● **Your objective**
Keep only the lines of the listing that include the word "นวลจ", and copy them.

● **Information provided**
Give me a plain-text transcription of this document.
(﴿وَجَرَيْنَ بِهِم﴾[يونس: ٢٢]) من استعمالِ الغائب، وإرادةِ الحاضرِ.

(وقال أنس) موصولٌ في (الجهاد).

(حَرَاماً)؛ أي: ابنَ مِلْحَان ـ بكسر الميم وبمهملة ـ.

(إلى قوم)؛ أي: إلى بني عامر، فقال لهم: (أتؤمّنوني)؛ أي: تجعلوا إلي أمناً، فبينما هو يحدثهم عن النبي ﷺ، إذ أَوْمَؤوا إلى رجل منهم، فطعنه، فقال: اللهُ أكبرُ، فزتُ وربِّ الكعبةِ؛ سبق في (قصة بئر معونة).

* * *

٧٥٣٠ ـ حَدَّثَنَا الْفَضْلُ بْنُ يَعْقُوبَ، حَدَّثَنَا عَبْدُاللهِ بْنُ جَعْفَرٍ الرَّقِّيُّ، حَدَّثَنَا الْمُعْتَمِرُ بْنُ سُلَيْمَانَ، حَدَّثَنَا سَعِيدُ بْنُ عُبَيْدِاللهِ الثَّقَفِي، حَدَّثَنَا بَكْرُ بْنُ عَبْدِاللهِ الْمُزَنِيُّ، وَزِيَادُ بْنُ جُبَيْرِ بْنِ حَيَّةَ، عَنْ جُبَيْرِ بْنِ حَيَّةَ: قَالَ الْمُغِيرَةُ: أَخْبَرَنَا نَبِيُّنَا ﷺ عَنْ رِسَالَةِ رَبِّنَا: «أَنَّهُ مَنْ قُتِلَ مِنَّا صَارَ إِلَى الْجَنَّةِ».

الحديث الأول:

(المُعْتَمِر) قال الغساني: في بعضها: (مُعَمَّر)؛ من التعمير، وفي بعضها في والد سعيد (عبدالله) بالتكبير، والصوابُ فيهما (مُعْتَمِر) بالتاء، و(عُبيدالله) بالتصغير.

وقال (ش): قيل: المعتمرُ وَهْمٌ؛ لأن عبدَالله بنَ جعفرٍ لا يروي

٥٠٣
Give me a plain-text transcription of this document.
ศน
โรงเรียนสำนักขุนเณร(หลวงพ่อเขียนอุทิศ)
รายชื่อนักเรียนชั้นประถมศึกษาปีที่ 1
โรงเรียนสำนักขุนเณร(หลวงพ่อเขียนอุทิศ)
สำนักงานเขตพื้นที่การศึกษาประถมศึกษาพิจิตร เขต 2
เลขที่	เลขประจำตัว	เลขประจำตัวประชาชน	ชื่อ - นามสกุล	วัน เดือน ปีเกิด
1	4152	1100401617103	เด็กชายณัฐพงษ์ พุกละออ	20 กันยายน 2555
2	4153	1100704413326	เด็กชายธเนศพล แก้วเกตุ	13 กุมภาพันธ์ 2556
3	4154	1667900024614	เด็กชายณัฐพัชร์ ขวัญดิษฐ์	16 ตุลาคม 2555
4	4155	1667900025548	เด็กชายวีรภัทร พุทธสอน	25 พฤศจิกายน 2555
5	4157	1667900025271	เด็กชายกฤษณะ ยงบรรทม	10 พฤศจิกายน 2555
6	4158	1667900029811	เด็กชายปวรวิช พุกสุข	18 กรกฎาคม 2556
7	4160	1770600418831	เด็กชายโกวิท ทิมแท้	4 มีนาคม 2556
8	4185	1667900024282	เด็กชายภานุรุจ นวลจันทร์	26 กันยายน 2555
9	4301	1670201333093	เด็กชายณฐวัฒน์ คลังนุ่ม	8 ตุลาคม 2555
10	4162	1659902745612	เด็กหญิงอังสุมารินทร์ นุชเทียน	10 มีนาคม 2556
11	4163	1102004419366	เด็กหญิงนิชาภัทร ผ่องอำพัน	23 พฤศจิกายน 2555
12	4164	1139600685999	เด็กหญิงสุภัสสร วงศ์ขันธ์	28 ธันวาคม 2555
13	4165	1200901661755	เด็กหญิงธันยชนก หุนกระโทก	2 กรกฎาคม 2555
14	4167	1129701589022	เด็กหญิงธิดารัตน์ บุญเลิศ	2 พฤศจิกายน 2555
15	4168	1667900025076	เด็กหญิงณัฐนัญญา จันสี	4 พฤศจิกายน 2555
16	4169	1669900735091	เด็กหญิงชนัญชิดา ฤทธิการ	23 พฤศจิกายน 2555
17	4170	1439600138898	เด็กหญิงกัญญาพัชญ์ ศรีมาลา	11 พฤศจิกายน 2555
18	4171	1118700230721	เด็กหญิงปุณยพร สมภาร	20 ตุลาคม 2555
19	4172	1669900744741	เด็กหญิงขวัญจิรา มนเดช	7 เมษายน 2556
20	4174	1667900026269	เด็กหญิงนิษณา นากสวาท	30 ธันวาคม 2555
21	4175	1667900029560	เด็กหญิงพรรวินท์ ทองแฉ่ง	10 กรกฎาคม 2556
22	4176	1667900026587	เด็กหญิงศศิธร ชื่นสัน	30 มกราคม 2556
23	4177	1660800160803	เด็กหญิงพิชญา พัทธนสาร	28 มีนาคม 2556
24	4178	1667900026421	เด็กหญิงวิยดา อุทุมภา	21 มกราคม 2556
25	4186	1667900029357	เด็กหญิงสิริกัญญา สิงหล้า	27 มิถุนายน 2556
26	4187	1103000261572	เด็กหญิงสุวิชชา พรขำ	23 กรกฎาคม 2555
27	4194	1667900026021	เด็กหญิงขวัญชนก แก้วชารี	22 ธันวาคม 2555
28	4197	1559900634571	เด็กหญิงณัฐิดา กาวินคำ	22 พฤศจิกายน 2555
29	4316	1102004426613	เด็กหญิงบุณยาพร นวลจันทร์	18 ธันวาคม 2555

● **Full answer**
8	4185	1667900024282	เด็กชายภานุรุจ นวลจันทร์	26 กันยายน 2555
29	4316	1102004426613	เด็กหญิงบุณยาพร นวลจันทร์	18 ธันวาคม 2555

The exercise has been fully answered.